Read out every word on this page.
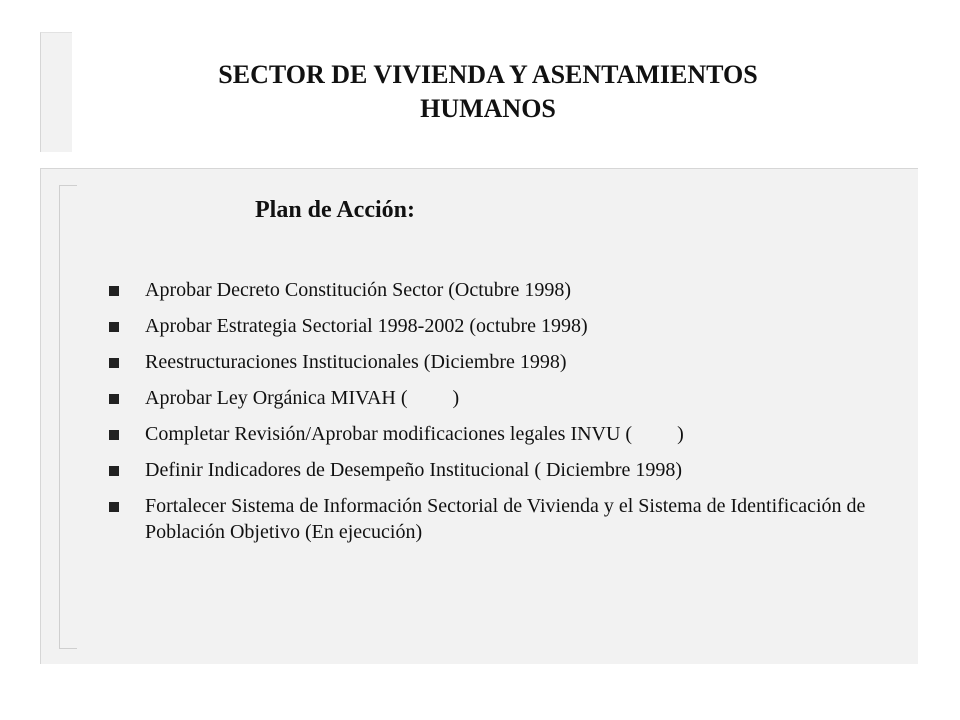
SECTOR DE VIVIENDA Y ASENTAMIENTOS
HUMANOS
Plan de Acción:
Aprobar Decreto Constitución Sector (Octubre 1998)
Aprobar Estrategia Sectorial 1998-2002 (octubre 1998)
Reestructuraciones Institucionales (Diciembre 1998)
Aprobar Ley Orgánica MIVAH (         )
Completar Revisión/Aprobar modificaciones legales INVU (         )
Definir Indicadores de Desempeño Institucional ( Diciembre 1998)
Fortalecer Sistema de Información Sectorial de Vivienda y el Sistema de Identificación de Población Objetivo (En ejecución)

────

● Task brief
Look through the data above. Find each line with the string "Diciembre" and copy it.

● Final result
Reestructuraciones Institucionales (Diciembre 1998)
Definir Indicadores de Desempeño Institucional ( Diciembre 1998)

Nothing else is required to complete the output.